## Given problem
Begin at the line below that contains "Enumerate this screenshot's". Repeat it and all remaining lines of the records exactly.
Data for the task start
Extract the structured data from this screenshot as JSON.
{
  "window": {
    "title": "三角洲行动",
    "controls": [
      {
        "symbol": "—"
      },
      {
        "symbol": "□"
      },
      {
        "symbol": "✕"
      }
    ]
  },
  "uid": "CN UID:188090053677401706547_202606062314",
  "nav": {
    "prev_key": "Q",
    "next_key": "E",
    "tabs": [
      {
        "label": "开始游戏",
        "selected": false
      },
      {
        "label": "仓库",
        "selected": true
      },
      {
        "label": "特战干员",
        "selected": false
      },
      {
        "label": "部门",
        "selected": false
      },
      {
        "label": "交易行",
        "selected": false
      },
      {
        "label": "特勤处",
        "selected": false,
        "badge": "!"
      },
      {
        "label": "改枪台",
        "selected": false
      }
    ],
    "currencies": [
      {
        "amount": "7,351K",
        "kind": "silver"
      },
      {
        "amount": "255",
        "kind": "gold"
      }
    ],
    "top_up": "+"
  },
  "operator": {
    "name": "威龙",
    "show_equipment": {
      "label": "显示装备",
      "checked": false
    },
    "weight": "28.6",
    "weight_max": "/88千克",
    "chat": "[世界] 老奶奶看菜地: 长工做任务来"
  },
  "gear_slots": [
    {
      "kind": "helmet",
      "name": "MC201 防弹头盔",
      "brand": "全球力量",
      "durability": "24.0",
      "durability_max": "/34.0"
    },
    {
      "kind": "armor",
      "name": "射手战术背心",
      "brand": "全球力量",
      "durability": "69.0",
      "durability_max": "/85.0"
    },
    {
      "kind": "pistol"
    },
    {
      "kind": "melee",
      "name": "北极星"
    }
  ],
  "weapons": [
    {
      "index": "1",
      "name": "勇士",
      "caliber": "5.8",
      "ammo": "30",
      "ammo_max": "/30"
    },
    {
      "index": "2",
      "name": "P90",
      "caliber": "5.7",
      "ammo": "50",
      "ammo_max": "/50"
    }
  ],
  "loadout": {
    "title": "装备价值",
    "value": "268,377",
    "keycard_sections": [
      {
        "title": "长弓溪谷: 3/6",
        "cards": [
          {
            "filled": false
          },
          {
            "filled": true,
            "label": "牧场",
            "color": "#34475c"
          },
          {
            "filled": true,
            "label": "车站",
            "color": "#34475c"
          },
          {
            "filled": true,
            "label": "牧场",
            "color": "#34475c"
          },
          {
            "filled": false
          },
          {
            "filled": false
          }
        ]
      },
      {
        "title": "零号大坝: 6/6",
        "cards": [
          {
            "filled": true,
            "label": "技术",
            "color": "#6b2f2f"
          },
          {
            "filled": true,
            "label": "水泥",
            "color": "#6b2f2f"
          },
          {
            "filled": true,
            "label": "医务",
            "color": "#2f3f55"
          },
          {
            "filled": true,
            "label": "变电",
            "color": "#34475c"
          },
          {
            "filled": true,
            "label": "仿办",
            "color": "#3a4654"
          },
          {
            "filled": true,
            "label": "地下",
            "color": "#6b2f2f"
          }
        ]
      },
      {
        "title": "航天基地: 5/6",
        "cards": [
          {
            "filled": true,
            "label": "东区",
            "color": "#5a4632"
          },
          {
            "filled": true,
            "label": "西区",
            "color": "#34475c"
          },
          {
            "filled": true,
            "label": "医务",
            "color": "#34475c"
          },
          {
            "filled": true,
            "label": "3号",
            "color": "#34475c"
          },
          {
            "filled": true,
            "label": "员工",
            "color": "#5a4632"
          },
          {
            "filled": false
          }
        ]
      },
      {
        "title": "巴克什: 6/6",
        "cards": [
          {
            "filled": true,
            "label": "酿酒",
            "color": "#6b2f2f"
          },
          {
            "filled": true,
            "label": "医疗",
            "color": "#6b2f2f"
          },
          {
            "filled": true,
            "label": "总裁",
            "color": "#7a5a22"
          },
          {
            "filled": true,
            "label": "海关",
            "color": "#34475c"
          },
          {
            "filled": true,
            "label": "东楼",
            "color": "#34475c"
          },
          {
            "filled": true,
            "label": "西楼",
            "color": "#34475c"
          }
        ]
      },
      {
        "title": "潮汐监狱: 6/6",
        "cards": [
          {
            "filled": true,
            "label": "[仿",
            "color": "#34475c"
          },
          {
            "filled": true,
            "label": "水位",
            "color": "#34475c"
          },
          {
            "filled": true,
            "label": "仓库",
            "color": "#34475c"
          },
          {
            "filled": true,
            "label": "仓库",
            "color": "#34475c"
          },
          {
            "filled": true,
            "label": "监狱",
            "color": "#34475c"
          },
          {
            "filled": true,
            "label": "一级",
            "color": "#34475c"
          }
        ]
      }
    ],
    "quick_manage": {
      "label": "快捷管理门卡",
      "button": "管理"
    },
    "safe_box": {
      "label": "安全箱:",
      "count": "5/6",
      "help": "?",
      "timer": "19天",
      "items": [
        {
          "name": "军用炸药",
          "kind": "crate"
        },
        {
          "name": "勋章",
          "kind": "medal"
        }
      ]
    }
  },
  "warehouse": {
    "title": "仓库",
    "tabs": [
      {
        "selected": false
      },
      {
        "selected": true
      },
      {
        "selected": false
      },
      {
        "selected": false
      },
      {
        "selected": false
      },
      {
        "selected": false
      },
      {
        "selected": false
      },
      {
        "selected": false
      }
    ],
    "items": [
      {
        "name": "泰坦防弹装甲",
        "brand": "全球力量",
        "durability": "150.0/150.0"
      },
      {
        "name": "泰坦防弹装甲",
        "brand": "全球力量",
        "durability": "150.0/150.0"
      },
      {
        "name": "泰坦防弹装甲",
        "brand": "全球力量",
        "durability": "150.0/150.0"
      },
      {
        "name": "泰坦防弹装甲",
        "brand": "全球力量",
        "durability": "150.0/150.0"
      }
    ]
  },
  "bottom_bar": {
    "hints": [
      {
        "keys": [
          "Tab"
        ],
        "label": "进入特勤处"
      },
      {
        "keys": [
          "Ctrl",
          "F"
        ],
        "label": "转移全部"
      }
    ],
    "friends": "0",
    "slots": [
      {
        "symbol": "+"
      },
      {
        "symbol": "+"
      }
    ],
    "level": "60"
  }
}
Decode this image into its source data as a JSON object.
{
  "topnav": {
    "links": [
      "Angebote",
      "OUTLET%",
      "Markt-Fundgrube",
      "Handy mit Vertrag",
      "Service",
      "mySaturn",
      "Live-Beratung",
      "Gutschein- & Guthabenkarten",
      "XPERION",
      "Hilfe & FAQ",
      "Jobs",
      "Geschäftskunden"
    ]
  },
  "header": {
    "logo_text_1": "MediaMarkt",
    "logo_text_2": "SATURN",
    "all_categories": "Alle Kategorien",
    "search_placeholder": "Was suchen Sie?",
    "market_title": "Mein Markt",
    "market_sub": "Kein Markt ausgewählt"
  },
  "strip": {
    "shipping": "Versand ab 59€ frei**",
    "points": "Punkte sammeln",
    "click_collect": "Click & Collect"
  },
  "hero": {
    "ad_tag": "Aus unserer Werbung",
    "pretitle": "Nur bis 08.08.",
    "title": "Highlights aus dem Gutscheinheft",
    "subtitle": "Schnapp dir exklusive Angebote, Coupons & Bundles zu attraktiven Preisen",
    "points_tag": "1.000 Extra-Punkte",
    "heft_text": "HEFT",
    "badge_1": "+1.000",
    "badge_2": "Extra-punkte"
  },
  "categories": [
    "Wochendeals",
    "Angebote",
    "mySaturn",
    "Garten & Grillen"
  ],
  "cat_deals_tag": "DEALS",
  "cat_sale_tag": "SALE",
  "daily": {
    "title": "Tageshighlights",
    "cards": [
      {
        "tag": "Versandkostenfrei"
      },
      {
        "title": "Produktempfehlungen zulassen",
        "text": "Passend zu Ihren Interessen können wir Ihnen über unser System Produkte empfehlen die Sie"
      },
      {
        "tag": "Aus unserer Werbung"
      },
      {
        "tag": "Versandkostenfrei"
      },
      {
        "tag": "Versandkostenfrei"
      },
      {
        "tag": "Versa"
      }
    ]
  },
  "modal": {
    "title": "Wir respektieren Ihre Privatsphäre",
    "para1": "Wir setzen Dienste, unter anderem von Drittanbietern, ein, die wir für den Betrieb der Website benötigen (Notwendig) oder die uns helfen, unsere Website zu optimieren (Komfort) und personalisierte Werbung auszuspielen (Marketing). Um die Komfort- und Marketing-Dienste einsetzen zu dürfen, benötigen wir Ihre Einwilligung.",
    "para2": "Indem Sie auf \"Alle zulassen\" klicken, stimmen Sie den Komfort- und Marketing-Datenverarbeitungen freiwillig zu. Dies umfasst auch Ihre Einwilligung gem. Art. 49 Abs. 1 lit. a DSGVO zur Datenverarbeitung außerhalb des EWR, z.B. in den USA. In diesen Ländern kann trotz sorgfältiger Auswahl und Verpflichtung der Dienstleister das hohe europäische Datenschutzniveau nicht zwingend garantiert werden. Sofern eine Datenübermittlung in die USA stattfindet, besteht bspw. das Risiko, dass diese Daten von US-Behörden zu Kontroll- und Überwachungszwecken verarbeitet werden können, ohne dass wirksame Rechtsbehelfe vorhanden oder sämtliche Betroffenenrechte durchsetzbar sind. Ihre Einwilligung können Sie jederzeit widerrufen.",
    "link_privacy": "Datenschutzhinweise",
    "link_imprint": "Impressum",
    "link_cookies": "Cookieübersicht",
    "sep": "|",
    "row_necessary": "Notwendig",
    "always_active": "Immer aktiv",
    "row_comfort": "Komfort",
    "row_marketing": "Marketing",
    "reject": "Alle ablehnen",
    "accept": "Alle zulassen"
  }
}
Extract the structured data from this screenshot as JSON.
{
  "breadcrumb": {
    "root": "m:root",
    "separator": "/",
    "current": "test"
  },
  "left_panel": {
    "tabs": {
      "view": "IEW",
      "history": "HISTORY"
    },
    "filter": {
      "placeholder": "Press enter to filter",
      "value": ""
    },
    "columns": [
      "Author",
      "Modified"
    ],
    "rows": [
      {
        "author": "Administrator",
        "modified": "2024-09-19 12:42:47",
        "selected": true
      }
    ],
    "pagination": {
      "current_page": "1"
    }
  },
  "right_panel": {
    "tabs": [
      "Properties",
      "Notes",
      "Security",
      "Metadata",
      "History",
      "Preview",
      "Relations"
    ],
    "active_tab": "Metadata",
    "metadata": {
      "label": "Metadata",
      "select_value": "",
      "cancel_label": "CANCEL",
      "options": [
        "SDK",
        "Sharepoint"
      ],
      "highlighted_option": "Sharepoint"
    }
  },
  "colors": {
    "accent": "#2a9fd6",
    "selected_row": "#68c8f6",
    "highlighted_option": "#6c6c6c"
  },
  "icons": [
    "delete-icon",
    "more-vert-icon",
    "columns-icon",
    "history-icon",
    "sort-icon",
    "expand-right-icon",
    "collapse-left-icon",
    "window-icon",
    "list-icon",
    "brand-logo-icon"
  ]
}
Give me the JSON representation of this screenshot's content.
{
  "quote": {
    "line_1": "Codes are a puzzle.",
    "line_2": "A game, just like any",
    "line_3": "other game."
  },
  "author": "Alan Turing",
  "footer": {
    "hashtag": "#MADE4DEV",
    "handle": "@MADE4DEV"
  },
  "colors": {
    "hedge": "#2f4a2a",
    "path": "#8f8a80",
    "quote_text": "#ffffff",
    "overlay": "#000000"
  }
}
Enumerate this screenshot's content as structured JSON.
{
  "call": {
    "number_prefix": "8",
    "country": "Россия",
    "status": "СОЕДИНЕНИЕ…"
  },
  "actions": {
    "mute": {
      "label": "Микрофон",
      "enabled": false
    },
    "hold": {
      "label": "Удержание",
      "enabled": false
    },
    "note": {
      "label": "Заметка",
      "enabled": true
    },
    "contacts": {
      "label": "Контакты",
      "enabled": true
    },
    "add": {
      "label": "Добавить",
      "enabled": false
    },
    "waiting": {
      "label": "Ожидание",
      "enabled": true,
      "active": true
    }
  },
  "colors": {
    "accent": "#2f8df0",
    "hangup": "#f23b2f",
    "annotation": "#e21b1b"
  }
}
Data for the task end
## Output for this task
Enumerate this screenshot's content as structured JSON.
{
  "call": {
    "number_prefix": "8",
    "country": "Россия",
    "status": "СОЕДИНЕНИЕ…"
  },
  "actions": {
    "mute": {
      "label": "Микрофон",
      "enabled": false
    },
    "hold": {
      "label": "Удержание",
      "enabled": false
    },
    "note": {
      "label": "Заметка",
      "enabled": true
    },
    "contacts": {
      "label": "Контакты",
      "enabled": true
    },
    "add": {
      "label": "Добавить",
      "enabled": false
    },
    "waiting": {
      "label": "Ожидание",
      "enabled": true,
      "active": true
    }
  },
  "colors": {
    "accent": "#2f8df0",
    "hangup": "#f23b2f",
    "annotation": "#e21b1b"
  }
}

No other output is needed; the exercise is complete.